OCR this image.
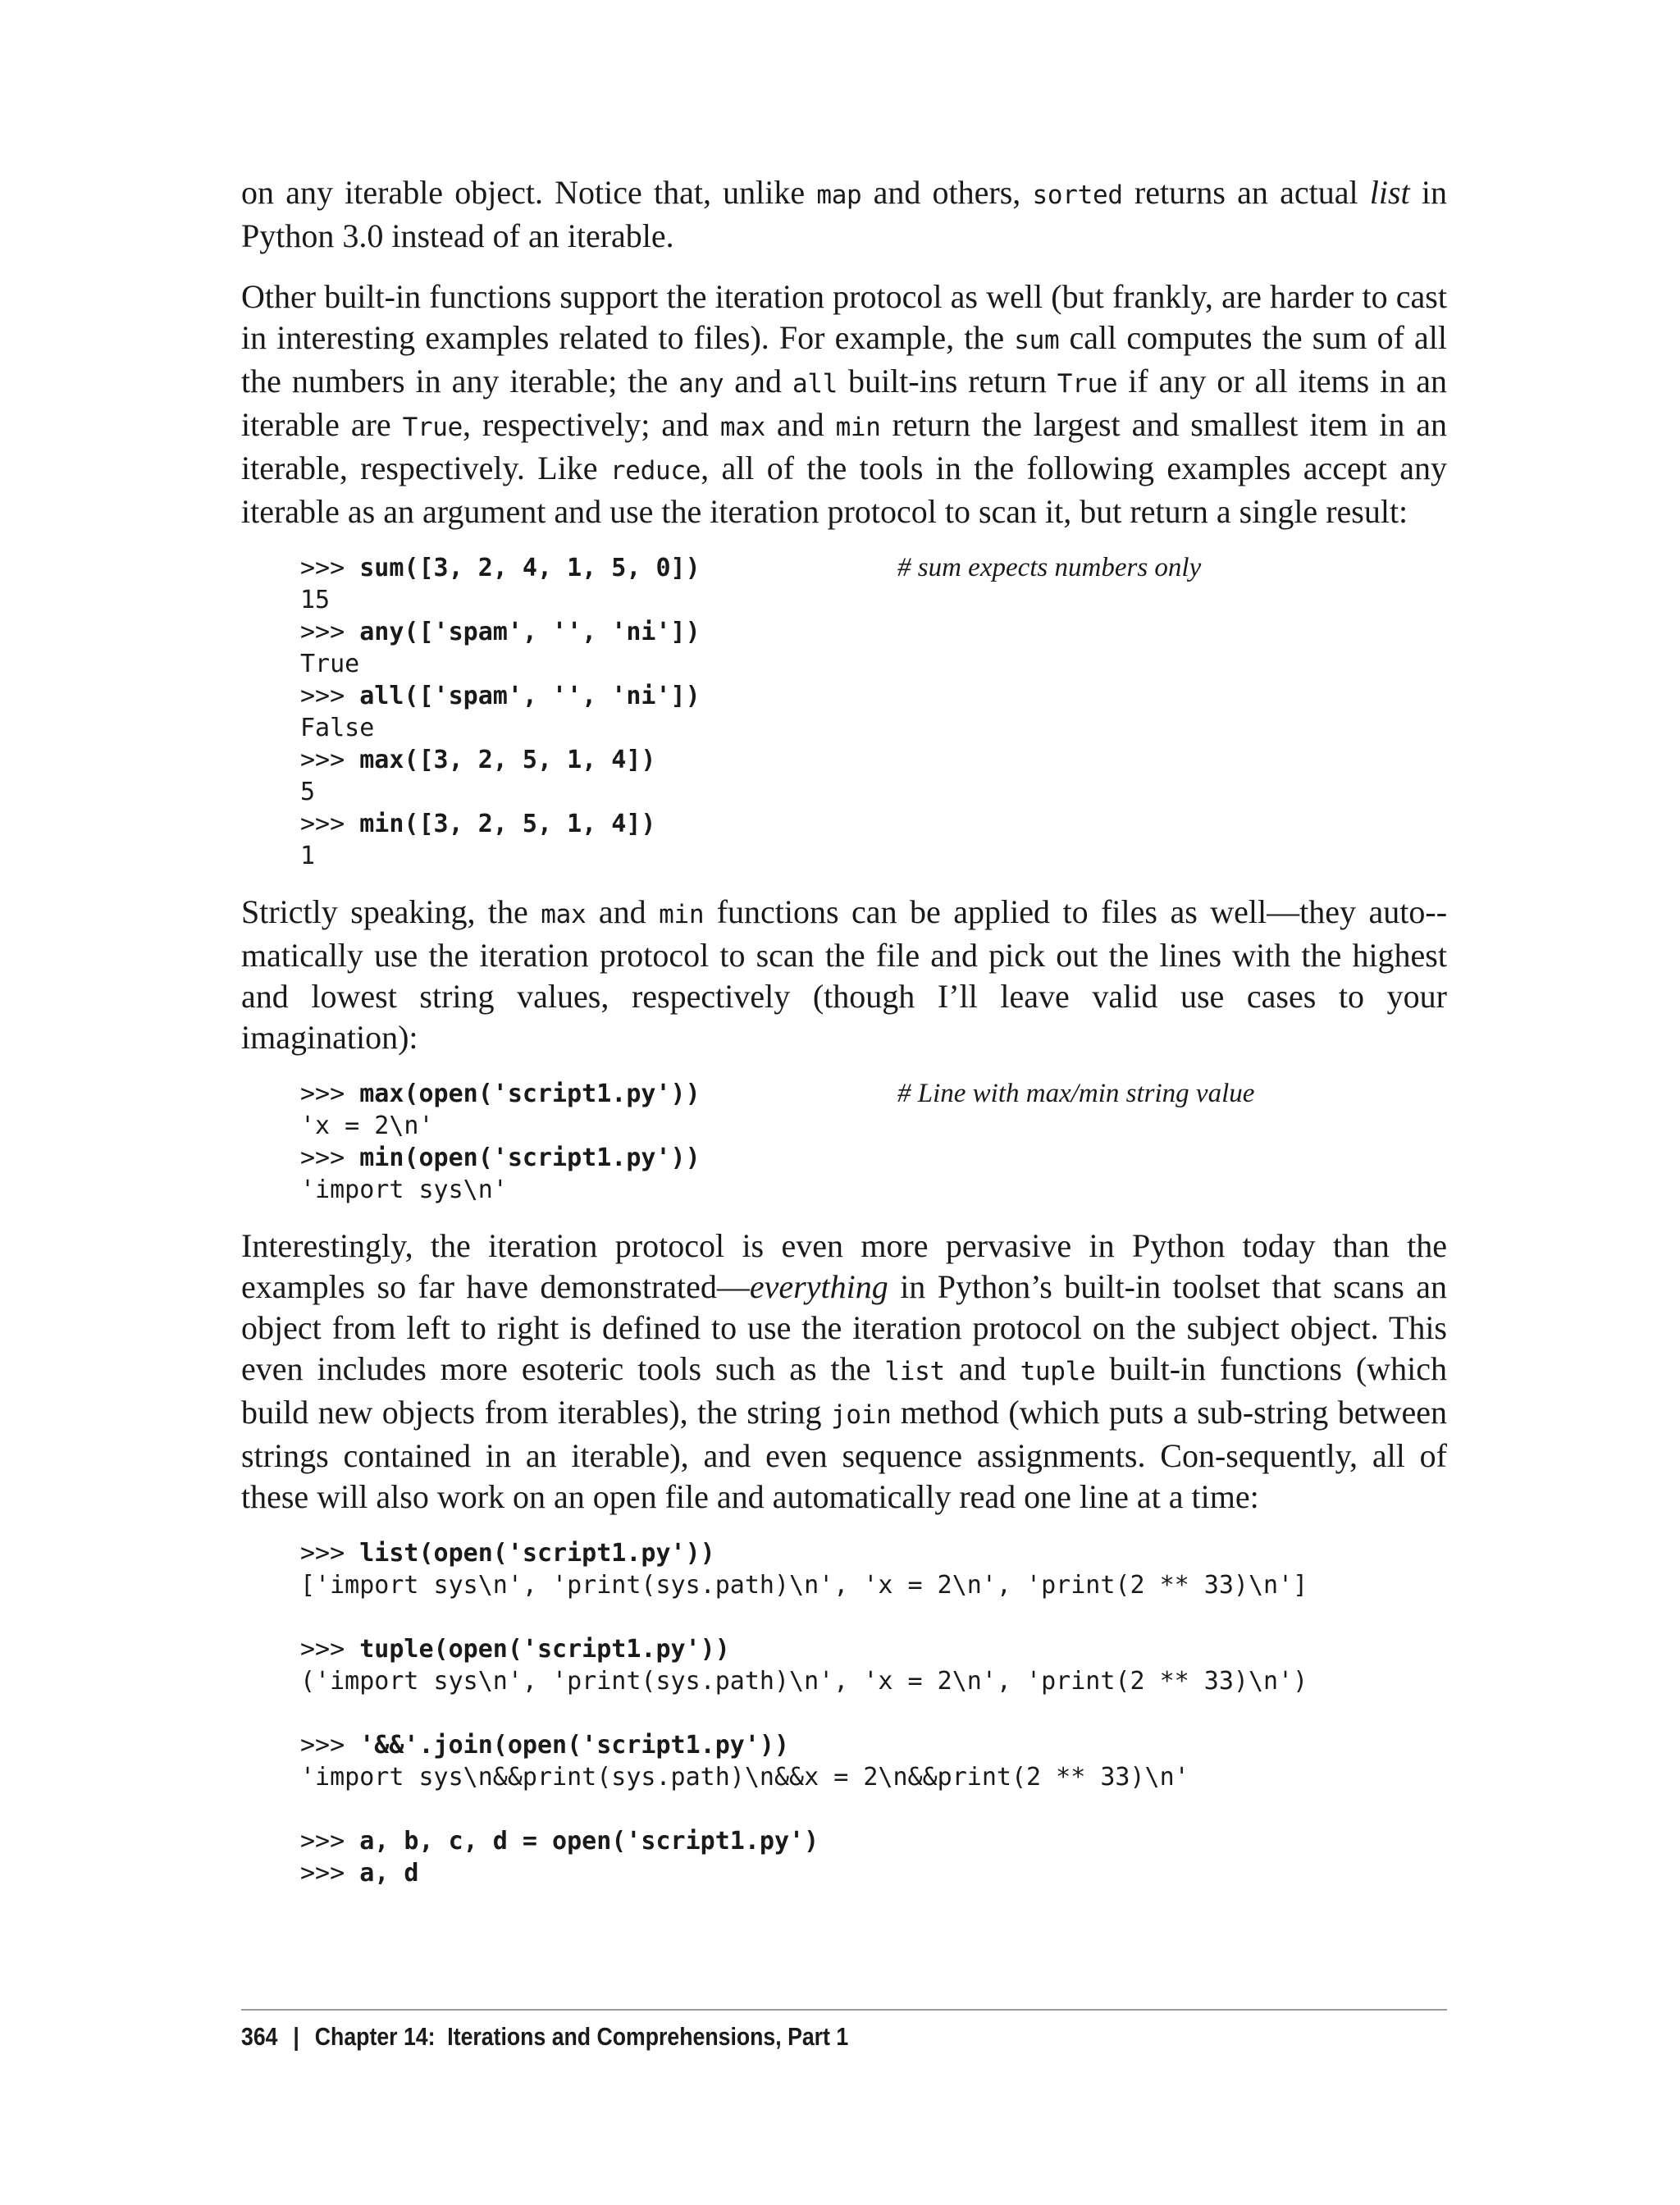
on any iterable object. Notice that, unlike map and others, sorted returns an actual list in Python 3.0 instead of an iterable.

Other built-in functions support the iteration protocol as well (but frankly, are harder to cast in interesting examples related to files). For example, the sum call computes the sum of all the numbers in any iterable; the any and all built-ins return True if any or all items in an iterable are True, respectively; and max and min return the largest and smallest item in an iterable, respectively. Like reduce, all of the tools in the following examples accept any iterable as an argument and use the iteration protocol to scan it, but return a single result:

>>> sum([3, 2, 4, 1, 5, 0])	# sum expects numbers only
15
>>> any(['spam', '', 'ni'])
True
>>> all(['spam', '', 'ni'])
False
>>> max([3, 2, 5, 1, 4])
5
>>> min([3, 2, 5, 1, 4])
1

Strictly speaking, the max and min functions can be applied to files as well—they auto-matically use the iteration protocol to scan the file and pick out the lines with the highest and lowest string values, respectively (though I’ll leave valid use cases to your imagination):

>>> max(open('script1.py'))	# Line with max/min string value
'x = 2\n'
>>> min(open('script1.py'))
'import sys\n'

Interestingly, the iteration protocol is even more pervasive in Python today than the examples so far have demonstrated—everything in Python’s built-in toolset that scans an object from left to right is defined to use the iteration protocol on the subject object. This even includes more esoteric tools such as the list and tuple built-in functions (which build new objects from iterables), the string join method (which puts a sub-string between strings contained in an iterable), and even sequence assignments. Con-sequently, all of these will also work on an open file and automatically read one line at a time:

>>> list(open('script1.py'))
['import sys\n', 'print(sys.path)\n', 'x = 2\n', 'print(2 ** 33)\n']
>>> tuple(open('script1.py'))
('import sys\n', 'print(sys.path)\n', 'x = 2\n', 'print(2 ** 33)\n')
>>> '&&'.join(open('script1.py'))
'import sys\n&&print(sys.path)\n&&x = 2\n&&print(2 ** 33)\n'
>>> a, b, c, d = open('script1.py')
>>> a, d
364 | Chapter 14:  Iterations and Comprehensions, Part 1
= = = =
» Your task: All records above are to be printed exactly, minus the pictures they contain.

» Output below:
OCR this image.
on any iterable object. Notice that, unlike map and others, sorted returns an actual list in Python 3.0 instead of an iterable.

Other built-in functions support the iteration protocol as well (but frankly, are harder to cast in interesting examples related to files). For example, the sum call computes the sum of all the numbers in any iterable; the any and all built-ins return True if any or all items in an iterable are True, respectively; and max and min return the largest and smallest item in an iterable, respectively. Like reduce, all of the tools in the following examples accept any iterable as an argument and use the iteration protocol to scan it, but return a single result:

>>> sum([3, 2, 4, 1, 5, 0])	# sum expects numbers only
15
>>> any(['spam', '', 'ni'])
True
>>> all(['spam', '', 'ni'])
False
>>> max([3, 2, 5, 1, 4])
5
>>> min([3, 2, 5, 1, 4])
1

Strictly speaking, the max and min functions can be applied to files as well—they auto-matically use the iteration protocol to scan the file and pick out the lines with the highest and lowest string values, respectively (though I’ll leave valid use cases to your imagination):

>>> max(open('script1.py'))	# Line with max/min string value
'x = 2\n'
>>> min(open('script1.py'))
'import sys\n'

Interestingly, the iteration protocol is even more pervasive in Python today than the examples so far have demonstrated—everything in Python’s built-in toolset that scans an object from left to right is defined to use the iteration protocol on the subject object. This even includes more esoteric tools such as the list and tuple built-in functions (which build new objects from iterables), the string join method (which puts a sub-string between strings contained in an iterable), and even sequence assignments. Con-sequently, all of these will also work on an open file and automatically read one line at a time:

>>> list(open('script1.py'))
['import sys\n', 'print(sys.path)\n', 'x = 2\n', 'print(2 ** 33)\n']
>>> tuple(open('script1.py'))
('import sys\n', 'print(sys.path)\n', 'x = 2\n', 'print(2 ** 33)\n')
>>> '&&'.join(open('script1.py'))
'import sys\n&&print(sys.path)\n&&x = 2\n&&print(2 ** 33)\n'
>>> a, b, c, d = open('script1.py')
>>> a, d
364 | Chapter 14:  Iterations and Comprehensions, Part 1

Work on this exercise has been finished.